» **Description of the task**
Copy out the lines of the items from the start through the line containing "section-title: CASE STYLE", including that line.

[Source data]
::::
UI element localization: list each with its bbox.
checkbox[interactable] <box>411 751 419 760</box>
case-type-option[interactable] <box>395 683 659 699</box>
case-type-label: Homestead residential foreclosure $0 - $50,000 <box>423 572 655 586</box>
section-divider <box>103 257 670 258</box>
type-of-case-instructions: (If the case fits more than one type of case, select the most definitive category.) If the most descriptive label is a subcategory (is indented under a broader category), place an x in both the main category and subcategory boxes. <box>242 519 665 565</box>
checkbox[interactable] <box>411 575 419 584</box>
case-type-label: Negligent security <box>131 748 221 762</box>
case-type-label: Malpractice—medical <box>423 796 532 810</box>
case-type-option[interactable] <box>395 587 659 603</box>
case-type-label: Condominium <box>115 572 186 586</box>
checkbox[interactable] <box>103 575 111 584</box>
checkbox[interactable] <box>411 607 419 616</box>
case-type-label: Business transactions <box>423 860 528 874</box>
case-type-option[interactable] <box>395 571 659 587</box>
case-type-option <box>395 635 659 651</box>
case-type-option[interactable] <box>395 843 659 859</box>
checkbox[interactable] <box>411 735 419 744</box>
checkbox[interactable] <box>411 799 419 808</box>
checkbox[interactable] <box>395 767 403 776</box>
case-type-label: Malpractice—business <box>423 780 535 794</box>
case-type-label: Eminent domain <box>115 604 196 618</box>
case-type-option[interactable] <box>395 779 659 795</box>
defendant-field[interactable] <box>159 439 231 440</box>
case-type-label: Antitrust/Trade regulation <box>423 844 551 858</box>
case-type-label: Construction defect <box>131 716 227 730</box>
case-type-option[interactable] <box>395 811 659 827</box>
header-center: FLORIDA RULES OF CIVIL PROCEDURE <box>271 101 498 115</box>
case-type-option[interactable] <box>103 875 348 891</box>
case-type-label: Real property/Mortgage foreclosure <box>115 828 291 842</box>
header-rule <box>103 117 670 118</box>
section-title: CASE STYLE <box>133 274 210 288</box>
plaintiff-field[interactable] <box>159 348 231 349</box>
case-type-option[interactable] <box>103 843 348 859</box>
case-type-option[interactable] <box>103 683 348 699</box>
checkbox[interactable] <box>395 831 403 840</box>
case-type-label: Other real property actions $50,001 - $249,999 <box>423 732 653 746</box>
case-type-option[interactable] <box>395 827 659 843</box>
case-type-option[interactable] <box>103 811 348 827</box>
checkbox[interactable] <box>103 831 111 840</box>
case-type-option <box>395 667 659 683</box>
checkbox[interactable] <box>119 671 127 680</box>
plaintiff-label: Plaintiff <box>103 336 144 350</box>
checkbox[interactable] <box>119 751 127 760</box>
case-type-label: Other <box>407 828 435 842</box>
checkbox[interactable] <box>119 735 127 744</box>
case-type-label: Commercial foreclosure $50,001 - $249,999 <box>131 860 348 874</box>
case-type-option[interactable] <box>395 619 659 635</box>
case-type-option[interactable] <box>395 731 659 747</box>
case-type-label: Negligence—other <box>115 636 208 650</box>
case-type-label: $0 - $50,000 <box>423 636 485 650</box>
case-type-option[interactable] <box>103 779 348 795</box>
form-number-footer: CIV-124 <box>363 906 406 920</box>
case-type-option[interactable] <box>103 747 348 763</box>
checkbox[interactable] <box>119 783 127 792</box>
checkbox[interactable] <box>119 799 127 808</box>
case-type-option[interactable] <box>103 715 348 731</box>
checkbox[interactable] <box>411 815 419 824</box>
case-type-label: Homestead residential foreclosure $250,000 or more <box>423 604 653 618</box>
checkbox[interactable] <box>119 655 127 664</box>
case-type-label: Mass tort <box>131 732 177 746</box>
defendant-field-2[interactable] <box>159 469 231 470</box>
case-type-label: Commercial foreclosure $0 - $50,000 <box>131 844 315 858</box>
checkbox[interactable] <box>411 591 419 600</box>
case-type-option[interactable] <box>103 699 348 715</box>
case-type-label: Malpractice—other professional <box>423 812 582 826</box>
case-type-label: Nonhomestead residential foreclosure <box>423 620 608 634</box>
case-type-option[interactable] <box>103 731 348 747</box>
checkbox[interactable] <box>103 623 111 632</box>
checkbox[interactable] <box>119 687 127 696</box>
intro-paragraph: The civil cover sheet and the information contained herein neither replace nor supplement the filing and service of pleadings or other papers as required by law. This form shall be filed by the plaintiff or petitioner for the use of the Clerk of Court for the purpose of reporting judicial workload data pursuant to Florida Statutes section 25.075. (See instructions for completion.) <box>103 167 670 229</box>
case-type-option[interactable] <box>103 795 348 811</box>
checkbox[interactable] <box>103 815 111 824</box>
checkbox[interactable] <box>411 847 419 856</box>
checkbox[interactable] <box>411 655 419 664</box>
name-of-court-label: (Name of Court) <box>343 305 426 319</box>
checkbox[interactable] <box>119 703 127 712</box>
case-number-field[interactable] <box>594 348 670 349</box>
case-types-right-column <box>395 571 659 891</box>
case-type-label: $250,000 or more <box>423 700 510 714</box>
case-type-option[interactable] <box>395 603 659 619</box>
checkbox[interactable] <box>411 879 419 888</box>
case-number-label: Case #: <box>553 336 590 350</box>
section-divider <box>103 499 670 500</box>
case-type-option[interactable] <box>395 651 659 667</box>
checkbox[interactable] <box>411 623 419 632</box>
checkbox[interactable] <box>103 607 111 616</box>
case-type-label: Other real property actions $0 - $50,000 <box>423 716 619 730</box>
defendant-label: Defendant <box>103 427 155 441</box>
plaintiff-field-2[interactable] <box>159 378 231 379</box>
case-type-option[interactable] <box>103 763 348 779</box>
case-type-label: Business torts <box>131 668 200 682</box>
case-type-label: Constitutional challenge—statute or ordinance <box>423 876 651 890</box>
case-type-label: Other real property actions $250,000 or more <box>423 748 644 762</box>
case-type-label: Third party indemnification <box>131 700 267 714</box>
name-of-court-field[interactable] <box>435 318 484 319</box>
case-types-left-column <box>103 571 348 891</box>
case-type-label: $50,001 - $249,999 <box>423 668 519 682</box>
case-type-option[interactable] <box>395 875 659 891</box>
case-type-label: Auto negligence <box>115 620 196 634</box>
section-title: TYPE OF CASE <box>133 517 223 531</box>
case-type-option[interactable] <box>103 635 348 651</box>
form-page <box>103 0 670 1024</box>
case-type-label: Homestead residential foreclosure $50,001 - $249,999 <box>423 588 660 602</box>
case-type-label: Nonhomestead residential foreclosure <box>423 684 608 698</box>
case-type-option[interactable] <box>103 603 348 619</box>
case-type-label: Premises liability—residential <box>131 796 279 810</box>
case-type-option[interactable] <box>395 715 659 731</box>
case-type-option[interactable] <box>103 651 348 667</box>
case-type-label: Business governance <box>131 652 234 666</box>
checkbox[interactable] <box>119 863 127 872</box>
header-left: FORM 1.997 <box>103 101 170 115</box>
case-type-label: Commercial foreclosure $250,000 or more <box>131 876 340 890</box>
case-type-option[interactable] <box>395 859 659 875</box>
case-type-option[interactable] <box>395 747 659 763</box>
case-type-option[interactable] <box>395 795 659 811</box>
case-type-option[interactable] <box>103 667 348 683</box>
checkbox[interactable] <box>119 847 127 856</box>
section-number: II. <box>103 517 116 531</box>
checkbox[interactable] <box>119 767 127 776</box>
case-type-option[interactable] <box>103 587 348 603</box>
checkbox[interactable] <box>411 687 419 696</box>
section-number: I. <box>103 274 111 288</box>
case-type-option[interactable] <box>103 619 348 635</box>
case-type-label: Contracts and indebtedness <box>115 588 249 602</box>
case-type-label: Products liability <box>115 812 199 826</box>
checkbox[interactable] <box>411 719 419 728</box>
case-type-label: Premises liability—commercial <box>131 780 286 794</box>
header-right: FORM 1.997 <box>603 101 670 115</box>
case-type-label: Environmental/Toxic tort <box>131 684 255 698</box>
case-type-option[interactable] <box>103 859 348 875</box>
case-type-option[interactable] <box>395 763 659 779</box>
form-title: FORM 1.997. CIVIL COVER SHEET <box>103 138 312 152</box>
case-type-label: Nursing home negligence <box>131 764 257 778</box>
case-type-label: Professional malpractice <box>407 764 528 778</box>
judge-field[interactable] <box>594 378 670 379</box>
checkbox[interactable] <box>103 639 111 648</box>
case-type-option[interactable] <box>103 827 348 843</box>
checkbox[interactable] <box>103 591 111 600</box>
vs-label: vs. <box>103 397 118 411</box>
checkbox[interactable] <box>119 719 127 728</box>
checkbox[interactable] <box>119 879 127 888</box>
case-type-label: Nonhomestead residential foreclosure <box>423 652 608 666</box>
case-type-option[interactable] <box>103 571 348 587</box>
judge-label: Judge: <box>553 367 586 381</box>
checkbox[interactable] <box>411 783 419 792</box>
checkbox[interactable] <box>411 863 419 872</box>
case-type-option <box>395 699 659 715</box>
::::
» **Answer in full**
UI element localization: list each with its bbox.
checkbox[interactable] <box>411 751 419 760</box>
case-type-option[interactable] <box>395 683 659 699</box>
case-type-label: Homestead residential foreclosure $0 - $50,000 <box>423 572 655 586</box>
section-divider <box>103 257 670 258</box>
type-of-case-instructions: (If the case fits more than one type of case, select the most definitive category.) If the most descriptive label is a subcategory (is indented under a broader category), place an x in both the main category and subcategory boxes. <box>242 519 665 565</box>
checkbox[interactable] <box>411 575 419 584</box>
case-type-label: Negligent security <box>131 748 221 762</box>
case-type-label: Malpractice—medical <box>423 796 532 810</box>
case-type-option[interactable] <box>395 587 659 603</box>
case-type-label: Condominium <box>115 572 186 586</box>
checkbox[interactable] <box>103 575 111 584</box>
checkbox[interactable] <box>411 607 419 616</box>
case-type-label: Business transactions <box>423 860 528 874</box>
case-type-option[interactable] <box>395 571 659 587</box>
case-type-option <box>395 635 659 651</box>
case-type-option[interactable] <box>395 843 659 859</box>
checkbox[interactable] <box>411 735 419 744</box>
checkbox[interactable] <box>411 799 419 808</box>
checkbox[interactable] <box>395 767 403 776</box>
case-type-label: Malpractice—business <box>423 780 535 794</box>
case-type-label: Eminent domain <box>115 604 196 618</box>
case-type-option[interactable] <box>395 779 659 795</box>
defendant-field[interactable] <box>159 439 231 440</box>
case-type-label: Antitrust/Trade regulation <box>423 844 551 858</box>
case-type-label: Construction defect <box>131 716 227 730</box>
case-type-option[interactable] <box>395 811 659 827</box>
header-center: FLORIDA RULES OF CIVIL PROCEDURE <box>271 101 498 115</box>
case-type-option[interactable] <box>103 875 348 891</box>
case-type-label: Real property/Mortgage foreclosure <box>115 828 291 842</box>
header-rule <box>103 117 670 118</box>
section-title: CASE STYLE <box>133 274 210 288</box>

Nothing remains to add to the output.